**YOUR INSTRUCTIONS**: Give only the number of lines below that contain the word "Last".
#####
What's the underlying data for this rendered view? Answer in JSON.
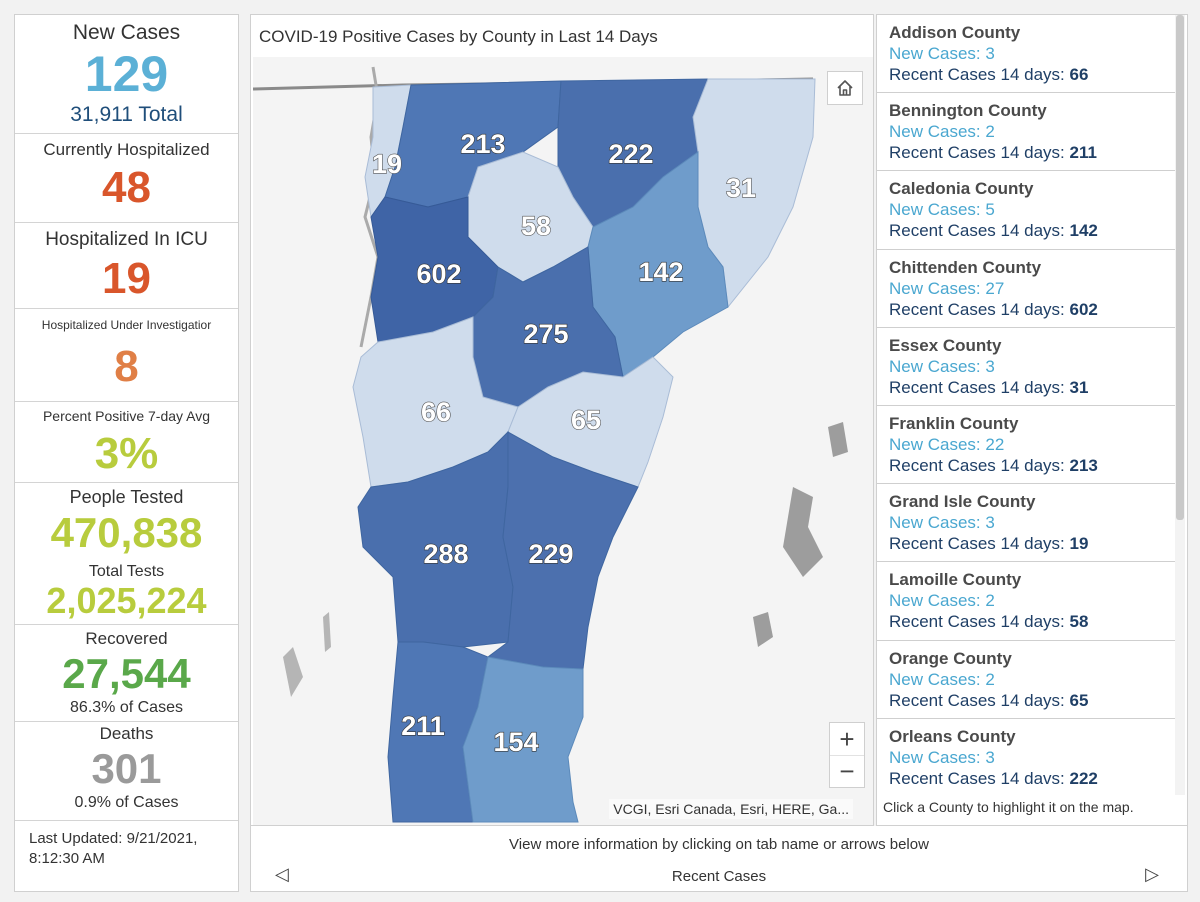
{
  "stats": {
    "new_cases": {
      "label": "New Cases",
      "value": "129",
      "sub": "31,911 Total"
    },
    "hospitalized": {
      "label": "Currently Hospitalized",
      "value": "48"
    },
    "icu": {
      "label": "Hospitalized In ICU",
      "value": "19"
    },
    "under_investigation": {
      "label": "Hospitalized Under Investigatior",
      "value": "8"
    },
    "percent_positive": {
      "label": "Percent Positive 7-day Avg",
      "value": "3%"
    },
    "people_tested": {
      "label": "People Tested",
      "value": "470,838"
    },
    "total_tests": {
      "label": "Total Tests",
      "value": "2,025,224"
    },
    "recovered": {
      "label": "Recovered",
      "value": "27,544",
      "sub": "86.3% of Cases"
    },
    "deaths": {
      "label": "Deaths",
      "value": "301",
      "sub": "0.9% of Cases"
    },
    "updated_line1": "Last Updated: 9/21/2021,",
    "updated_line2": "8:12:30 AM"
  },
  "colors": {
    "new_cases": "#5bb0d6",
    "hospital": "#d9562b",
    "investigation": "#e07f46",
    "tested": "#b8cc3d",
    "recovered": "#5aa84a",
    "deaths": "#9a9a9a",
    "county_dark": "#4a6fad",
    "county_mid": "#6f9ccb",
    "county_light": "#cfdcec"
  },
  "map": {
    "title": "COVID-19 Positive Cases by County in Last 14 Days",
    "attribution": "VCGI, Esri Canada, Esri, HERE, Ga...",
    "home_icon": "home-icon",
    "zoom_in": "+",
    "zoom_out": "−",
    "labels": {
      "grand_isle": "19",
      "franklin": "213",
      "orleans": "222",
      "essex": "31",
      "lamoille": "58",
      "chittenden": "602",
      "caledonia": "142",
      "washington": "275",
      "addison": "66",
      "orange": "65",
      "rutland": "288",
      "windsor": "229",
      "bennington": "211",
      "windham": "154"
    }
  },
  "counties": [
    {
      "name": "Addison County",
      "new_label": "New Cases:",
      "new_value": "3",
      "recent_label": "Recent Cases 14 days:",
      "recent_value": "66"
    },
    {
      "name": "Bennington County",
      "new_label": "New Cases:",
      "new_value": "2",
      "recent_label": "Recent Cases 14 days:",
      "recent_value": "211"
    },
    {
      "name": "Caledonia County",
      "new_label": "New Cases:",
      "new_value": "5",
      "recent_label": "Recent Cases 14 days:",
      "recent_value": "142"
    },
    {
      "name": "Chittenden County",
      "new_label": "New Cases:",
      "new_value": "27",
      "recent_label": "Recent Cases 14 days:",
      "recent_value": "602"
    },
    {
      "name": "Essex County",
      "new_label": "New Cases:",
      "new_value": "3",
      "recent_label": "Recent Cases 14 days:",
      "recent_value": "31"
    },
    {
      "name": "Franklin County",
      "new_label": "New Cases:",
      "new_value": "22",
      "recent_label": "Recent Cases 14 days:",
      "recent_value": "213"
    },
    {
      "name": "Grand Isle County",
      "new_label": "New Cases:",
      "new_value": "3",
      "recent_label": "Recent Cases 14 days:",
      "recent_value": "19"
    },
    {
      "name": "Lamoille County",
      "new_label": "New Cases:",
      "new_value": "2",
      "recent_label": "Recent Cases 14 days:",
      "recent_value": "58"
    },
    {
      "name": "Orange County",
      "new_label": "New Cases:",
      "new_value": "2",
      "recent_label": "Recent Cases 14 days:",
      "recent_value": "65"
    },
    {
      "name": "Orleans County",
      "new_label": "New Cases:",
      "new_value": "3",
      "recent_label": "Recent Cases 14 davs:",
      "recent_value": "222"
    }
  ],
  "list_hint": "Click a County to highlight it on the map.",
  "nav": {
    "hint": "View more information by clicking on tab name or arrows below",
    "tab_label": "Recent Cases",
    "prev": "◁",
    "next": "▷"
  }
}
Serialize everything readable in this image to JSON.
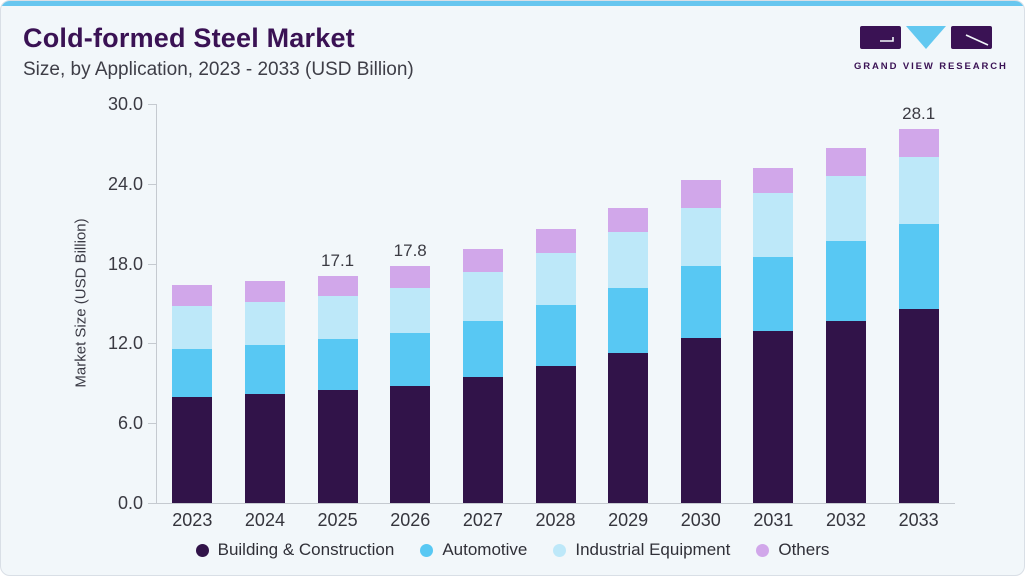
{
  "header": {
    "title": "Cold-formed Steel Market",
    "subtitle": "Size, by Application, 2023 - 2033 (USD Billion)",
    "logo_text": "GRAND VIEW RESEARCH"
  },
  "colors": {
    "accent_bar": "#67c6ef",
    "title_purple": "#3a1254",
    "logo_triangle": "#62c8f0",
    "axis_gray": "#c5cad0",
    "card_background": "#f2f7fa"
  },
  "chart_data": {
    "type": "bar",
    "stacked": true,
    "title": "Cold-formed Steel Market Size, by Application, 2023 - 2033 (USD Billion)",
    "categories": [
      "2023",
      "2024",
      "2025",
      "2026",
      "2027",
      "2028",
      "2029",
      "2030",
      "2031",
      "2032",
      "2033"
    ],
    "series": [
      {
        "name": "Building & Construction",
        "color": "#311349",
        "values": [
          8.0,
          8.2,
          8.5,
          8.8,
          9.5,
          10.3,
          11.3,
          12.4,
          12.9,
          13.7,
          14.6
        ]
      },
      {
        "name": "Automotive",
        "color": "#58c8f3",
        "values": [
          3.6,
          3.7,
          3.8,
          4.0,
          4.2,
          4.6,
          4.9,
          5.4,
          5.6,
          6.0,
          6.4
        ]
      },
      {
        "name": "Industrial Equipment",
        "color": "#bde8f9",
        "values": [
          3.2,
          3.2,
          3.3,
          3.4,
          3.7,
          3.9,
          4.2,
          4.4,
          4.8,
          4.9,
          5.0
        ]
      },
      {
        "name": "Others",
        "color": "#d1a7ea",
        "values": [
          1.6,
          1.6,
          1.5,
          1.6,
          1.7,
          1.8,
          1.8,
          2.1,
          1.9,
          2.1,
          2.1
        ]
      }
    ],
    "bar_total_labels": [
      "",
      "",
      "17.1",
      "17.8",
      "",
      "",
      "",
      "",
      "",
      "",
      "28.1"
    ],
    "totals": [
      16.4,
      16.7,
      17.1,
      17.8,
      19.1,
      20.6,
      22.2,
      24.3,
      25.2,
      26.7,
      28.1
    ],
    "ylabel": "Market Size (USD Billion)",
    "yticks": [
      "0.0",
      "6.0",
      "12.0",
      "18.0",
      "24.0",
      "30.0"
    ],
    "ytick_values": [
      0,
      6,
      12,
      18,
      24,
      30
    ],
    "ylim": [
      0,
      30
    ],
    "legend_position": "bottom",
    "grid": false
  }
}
#####
**RESULT BELOW**: 2